Records from a collection of figures
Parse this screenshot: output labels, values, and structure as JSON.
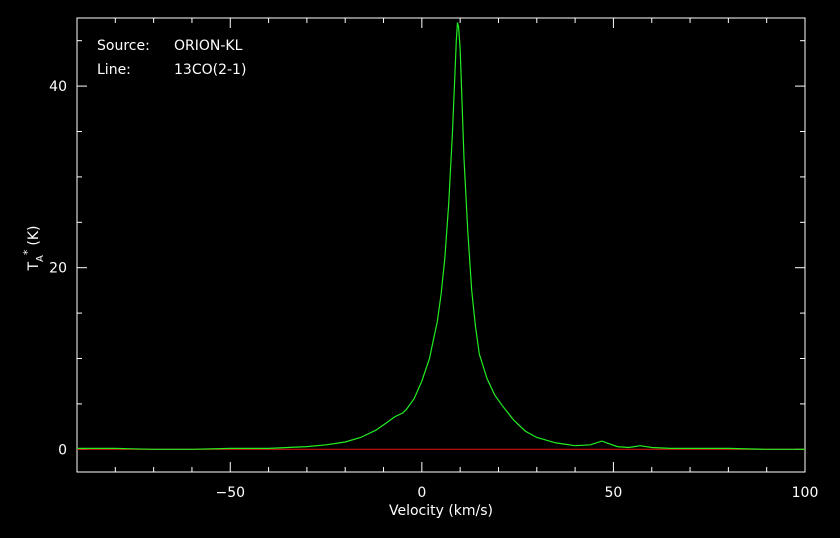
{
  "chart_data": {
    "type": "line",
    "xlabel": "Velocity (km/s)",
    "ylabel": {
      "main": "T",
      "sub": "A",
      "sup": "*",
      "unit": "(K)"
    },
    "xlim": [
      -90,
      100
    ],
    "ylim": [
      -2.5,
      47.5
    ],
    "x_ticks": [
      -50,
      0,
      50,
      100
    ],
    "y_ticks": [
      0,
      20,
      40
    ],
    "grid": false,
    "colors": {
      "background": "#000000",
      "frame": "#ffffff",
      "spectrum": "#22ee22",
      "baseline": "#cc1111"
    },
    "info": [
      {
        "key": "Source:",
        "value": "ORION-KL"
      },
      {
        "key": "Line:",
        "value": "13CO(2-1)"
      }
    ],
    "series": [
      {
        "x": [
          -90,
          -80,
          -70,
          -60,
          -50,
          -40,
          -35,
          -30,
          -25,
          -20,
          -16,
          -12,
          -9,
          -7,
          -5,
          -4,
          -2,
          0,
          2,
          3,
          4,
          5,
          6,
          7,
          8,
          8.6,
          9,
          9.3,
          9.6,
          10,
          10.5,
          11,
          12,
          13,
          14,
          15,
          17,
          19,
          21,
          24,
          27,
          30,
          35,
          40,
          44,
          47,
          49,
          51,
          54,
          57,
          60,
          65,
          70,
          80,
          90,
          100
        ],
        "y": [
          0.1,
          0.1,
          0.0,
          0.0,
          0.1,
          0.1,
          0.2,
          0.3,
          0.5,
          0.8,
          1.3,
          2.1,
          3.0,
          3.6,
          4.0,
          4.4,
          5.6,
          7.5,
          10.0,
          12.0,
          14.0,
          17.0,
          21.0,
          27.0,
          35.0,
          41.0,
          45.0,
          47.0,
          46.5,
          44.0,
          38.0,
          32.0,
          24.0,
          17.5,
          13.5,
          10.5,
          7.8,
          6.0,
          4.8,
          3.2,
          2.0,
          1.3,
          0.7,
          0.4,
          0.5,
          0.9,
          0.6,
          0.3,
          0.2,
          0.4,
          0.2,
          0.1,
          0.1,
          0.1,
          0.0,
          0.0
        ]
      }
    ],
    "baseline": 0
  }
}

# Exercise goal
Keep the pictures out of the copy and return the rest of the data above exactly.

# Output of the task
Parse this screenshot: output labels, values, and structure as JSON.
{
  "chart_data": {
    "type": "line",
    "xlabel": "Velocity (km/s)",
    "ylabel": {
      "main": "T",
      "sub": "A",
      "sup": "*",
      "unit": "(K)"
    },
    "xlim": [
      -90,
      100
    ],
    "ylim": [
      -2.5,
      47.5
    ],
    "x_ticks": [
      -50,
      0,
      50,
      100
    ],
    "y_ticks": [
      0,
      20,
      40
    ],
    "grid": false,
    "colors": {
      "background": "#000000",
      "frame": "#ffffff",
      "spectrum": "#22ee22",
      "baseline": "#cc1111"
    },
    "info": [
      {
        "key": "Source:",
        "value": "ORION-KL"
      },
      {
        "key": "Line:",
        "value": "13CO(2-1)"
      }
    ],
    "series": [
      {
        "x": [
          -90,
          -80,
          -70,
          -60,
          -50,
          -40,
          -35,
          -30,
          -25,
          -20,
          -16,
          -12,
          -9,
          -7,
          -5,
          -4,
          -2,
          0,
          2,
          3,
          4,
          5,
          6,
          7,
          8,
          8.6,
          9,
          9.3,
          9.6,
          10,
          10.5,
          11,
          12,
          13,
          14,
          15,
          17,
          19,
          21,
          24,
          27,
          30,
          35,
          40,
          44,
          47,
          49,
          51,
          54,
          57,
          60,
          65,
          70,
          80,
          90,
          100
        ],
        "y": [
          0.1,
          0.1,
          0.0,
          0.0,
          0.1,
          0.1,
          0.2,
          0.3,
          0.5,
          0.8,
          1.3,
          2.1,
          3.0,
          3.6,
          4.0,
          4.4,
          5.6,
          7.5,
          10.0,
          12.0,
          14.0,
          17.0,
          21.0,
          27.0,
          35.0,
          41.0,
          45.0,
          47.0,
          46.5,
          44.0,
          38.0,
          32.0,
          24.0,
          17.5,
          13.5,
          10.5,
          7.8,
          6.0,
          4.8,
          3.2,
          2.0,
          1.3,
          0.7,
          0.4,
          0.5,
          0.9,
          0.6,
          0.3,
          0.2,
          0.4,
          0.2,
          0.1,
          0.1,
          0.1,
          0.0,
          0.0
        ]
      }
    ],
    "baseline": 0
  }
}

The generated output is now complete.